+++ RECORDS FOR THIS EXERCISE

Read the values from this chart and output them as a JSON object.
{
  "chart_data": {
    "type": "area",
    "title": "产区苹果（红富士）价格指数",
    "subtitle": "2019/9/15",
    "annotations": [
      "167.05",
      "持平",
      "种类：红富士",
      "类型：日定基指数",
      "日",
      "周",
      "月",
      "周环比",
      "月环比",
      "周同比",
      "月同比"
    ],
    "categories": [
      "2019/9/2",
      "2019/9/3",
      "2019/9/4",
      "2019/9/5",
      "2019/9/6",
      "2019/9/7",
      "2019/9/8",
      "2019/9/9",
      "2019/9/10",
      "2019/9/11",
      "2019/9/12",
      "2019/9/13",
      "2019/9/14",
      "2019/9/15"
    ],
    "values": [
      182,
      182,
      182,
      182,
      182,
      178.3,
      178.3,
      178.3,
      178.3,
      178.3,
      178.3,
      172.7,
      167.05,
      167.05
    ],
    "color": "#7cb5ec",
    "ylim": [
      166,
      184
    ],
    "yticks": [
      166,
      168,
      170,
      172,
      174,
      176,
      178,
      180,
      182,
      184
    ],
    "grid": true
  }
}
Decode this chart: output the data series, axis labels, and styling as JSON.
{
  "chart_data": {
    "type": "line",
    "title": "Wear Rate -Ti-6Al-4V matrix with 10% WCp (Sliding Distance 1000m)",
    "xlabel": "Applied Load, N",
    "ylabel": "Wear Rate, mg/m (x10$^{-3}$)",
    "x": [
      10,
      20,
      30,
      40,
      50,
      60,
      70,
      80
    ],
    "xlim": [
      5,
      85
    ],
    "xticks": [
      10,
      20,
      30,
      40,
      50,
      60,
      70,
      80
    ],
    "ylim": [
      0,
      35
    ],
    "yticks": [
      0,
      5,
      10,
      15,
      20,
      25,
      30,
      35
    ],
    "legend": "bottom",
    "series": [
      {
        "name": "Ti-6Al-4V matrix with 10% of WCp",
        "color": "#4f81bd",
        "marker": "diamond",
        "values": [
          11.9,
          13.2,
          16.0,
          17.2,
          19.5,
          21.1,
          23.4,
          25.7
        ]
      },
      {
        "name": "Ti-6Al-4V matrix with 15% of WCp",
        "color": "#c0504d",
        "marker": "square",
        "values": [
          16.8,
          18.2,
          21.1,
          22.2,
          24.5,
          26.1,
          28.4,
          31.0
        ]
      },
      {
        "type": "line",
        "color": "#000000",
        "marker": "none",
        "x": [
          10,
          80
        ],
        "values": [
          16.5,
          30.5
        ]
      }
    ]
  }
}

++++++

## SET PROBLEM
Copy out all of the records above with nothing altered.

## RESPONSE TO THIS EXERCISE
Read the values from this chart and output them as a JSON object.
{
  "chart_data": {
    "type": "area",
    "title": "产区苹果（红富士）价格指数",
    "subtitle": "2019/9/15",
    "annotations": [
      "167.05",
      "持平",
      "种类：红富士",
      "类型：日定基指数",
      "日",
      "周",
      "月",
      "周环比",
      "月环比",
      "周同比",
      "月同比"
    ],
    "categories": [
      "2019/9/2",
      "2019/9/3",
      "2019/9/4",
      "2019/9/5",
      "2019/9/6",
      "2019/9/7",
      "2019/9/8",
      "2019/9/9",
      "2019/9/10",
      "2019/9/11",
      "2019/9/12",
      "2019/9/13",
      "2019/9/14",
      "2019/9/15"
    ],
    "values": [
      182,
      182,
      182,
      182,
      182,
      178.3,
      178.3,
      178.3,
      178.3,
      178.3,
      178.3,
      172.7,
      167.05,
      167.05
    ],
    "color": "#7cb5ec",
    "ylim": [
      166,
      184
    ],
    "yticks": [
      166,
      168,
      170,
      172,
      174,
      176,
      178,
      180,
      182,
      184
    ],
    "grid": true
  }
}
Decode this chart: output the data series, axis labels, and styling as JSON.
{
  "chart_data": {
    "type": "line",
    "title": "Wear Rate -Ti-6Al-4V matrix with 10% WCp (Sliding Distance 1000m)",
    "xlabel": "Applied Load, N",
    "ylabel": "Wear Rate, mg/m (x10$^{-3}$)",
    "x": [
      10,
      20,
      30,
      40,
      50,
      60,
      70,
      80
    ],
    "xlim": [
      5,
      85
    ],
    "xticks": [
      10,
      20,
      30,
      40,
      50,
      60,
      70,
      80
    ],
    "ylim": [
      0,
      35
    ],
    "yticks": [
      0,
      5,
      10,
      15,
      20,
      25,
      30,
      35
    ],
    "legend": "bottom",
    "series": [
      {
        "name": "Ti-6Al-4V matrix with 10% of WCp",
        "color": "#4f81bd",
        "marker": "diamond",
        "values": [
          11.9,
          13.2,
          16.0,
          17.2,
          19.5,
          21.1,
          23.4,
          25.7
        ]
      },
      {
        "name": "Ti-6Al-4V matrix with 15% of WCp",
        "color": "#c0504d",
        "marker": "square",
        "values": [
          16.8,
          18.2,
          21.1,
          22.2,
          24.5,
          26.1,
          28.4,
          31.0
        ]
      },
      {
        "type": "line",
        "color": "#000000",
        "marker": "none",
        "x": [
          10,
          80
        ],
        "values": [
          16.5,
          30.5
        ]
      }
    ]
  }
}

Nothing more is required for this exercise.